## Exercise
Copy out each line that mentions the word "belgelerin".

[Dataset records]
● ● ● ●
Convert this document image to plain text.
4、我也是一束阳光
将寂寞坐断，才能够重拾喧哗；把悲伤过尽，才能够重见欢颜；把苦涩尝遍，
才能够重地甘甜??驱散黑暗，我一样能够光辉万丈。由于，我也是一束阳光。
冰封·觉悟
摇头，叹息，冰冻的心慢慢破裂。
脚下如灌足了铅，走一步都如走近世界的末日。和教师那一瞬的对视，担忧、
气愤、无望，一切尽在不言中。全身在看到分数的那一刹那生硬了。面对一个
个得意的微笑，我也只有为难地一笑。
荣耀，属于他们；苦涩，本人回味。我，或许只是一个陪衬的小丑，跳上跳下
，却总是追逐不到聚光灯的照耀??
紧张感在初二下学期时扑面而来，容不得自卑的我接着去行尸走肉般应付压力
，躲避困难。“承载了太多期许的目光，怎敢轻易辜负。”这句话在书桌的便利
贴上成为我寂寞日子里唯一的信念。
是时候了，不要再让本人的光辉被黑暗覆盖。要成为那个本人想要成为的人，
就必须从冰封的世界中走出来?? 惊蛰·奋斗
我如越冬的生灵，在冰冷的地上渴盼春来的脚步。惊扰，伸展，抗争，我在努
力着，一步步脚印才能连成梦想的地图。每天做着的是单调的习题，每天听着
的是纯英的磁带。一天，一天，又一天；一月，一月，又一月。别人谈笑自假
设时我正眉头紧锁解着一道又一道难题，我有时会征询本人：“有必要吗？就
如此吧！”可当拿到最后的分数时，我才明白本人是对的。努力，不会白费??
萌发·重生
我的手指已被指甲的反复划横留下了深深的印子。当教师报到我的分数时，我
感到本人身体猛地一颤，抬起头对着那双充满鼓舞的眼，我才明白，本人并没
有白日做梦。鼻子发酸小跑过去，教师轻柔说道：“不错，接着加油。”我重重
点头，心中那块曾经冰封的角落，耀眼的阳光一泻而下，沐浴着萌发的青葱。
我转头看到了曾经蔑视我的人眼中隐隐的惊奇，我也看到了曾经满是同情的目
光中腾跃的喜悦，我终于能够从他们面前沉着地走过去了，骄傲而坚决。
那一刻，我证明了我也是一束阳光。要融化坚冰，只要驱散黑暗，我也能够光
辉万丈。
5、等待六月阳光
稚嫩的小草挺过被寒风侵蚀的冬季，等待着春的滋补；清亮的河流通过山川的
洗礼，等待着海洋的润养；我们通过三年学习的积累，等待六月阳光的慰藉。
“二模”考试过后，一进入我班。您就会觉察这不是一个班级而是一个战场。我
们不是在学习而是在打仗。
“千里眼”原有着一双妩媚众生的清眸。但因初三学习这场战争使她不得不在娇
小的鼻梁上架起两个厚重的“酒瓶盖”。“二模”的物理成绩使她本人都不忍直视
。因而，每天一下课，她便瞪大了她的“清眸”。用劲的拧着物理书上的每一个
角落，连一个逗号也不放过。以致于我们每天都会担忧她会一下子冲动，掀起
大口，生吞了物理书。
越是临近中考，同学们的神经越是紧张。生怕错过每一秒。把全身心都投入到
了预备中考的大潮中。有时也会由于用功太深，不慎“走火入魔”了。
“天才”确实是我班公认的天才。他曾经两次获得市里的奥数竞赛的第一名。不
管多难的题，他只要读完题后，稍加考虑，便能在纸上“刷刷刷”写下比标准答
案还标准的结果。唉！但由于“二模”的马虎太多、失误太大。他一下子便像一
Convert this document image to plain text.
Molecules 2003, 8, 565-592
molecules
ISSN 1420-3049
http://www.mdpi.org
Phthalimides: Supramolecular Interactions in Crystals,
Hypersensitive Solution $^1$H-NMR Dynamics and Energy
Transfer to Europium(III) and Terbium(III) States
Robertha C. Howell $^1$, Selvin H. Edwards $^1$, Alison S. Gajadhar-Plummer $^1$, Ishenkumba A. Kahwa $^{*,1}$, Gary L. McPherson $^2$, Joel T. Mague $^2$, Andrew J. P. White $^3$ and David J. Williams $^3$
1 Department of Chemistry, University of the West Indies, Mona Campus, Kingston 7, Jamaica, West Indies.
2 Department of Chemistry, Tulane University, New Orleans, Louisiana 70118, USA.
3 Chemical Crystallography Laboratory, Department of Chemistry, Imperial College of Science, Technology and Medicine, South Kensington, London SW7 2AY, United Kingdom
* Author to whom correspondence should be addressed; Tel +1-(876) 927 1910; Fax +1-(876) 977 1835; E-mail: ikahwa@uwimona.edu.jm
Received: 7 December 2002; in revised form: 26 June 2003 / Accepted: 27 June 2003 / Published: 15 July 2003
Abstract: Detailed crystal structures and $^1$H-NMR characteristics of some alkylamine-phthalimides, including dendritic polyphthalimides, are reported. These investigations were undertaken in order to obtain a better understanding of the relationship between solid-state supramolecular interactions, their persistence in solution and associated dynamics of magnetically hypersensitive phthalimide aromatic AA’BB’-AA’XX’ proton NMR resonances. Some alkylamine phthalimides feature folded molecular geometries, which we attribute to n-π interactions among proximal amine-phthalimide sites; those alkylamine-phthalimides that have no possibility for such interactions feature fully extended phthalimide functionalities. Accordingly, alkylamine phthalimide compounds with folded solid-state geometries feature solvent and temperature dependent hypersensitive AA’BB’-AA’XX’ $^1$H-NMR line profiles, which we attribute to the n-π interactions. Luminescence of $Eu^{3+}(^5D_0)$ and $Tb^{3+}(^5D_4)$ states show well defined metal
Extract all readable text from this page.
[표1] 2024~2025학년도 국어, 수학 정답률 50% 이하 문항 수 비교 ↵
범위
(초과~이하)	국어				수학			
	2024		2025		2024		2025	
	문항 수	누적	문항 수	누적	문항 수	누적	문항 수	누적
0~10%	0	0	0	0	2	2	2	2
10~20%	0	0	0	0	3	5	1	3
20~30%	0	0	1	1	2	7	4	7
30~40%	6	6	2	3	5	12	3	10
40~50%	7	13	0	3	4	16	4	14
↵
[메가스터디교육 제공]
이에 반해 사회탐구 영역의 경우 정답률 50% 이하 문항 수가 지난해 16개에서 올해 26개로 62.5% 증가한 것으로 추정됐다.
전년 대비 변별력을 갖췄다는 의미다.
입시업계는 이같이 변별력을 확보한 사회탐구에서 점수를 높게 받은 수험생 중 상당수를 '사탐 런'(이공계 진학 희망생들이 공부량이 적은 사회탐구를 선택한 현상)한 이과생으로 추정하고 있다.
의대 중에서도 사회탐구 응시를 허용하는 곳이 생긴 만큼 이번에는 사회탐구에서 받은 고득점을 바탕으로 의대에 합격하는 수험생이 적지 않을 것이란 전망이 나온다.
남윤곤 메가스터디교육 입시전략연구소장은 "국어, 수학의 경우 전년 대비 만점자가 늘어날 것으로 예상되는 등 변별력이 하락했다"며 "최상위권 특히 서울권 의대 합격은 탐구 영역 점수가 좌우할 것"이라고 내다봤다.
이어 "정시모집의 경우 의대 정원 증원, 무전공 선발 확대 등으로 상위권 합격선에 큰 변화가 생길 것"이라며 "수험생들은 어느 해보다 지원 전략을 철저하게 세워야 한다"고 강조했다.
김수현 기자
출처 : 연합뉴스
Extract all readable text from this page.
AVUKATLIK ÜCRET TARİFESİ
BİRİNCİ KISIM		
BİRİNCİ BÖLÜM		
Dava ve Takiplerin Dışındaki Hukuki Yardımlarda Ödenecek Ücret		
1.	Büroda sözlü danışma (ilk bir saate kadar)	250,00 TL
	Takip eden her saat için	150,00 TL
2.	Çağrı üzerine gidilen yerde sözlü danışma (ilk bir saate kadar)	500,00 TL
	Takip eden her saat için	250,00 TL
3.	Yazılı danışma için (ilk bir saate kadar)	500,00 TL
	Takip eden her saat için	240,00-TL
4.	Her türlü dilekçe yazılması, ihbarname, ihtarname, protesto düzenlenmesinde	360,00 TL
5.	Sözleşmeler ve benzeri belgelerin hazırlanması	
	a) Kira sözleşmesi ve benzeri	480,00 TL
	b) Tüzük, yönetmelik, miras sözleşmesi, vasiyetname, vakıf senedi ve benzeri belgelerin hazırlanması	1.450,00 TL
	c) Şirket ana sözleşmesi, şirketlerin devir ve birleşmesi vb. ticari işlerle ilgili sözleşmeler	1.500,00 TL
● ● ● ●
## Correct output
5.	Sözleşmeler ve benzeri belgelerin hazırlanması	
	b) Tüzük, yönetmelik, miras sözleşmesi, vasiyetname, vakıf senedi ve benzeri belgelerin hazırlanması	1.450,00 TL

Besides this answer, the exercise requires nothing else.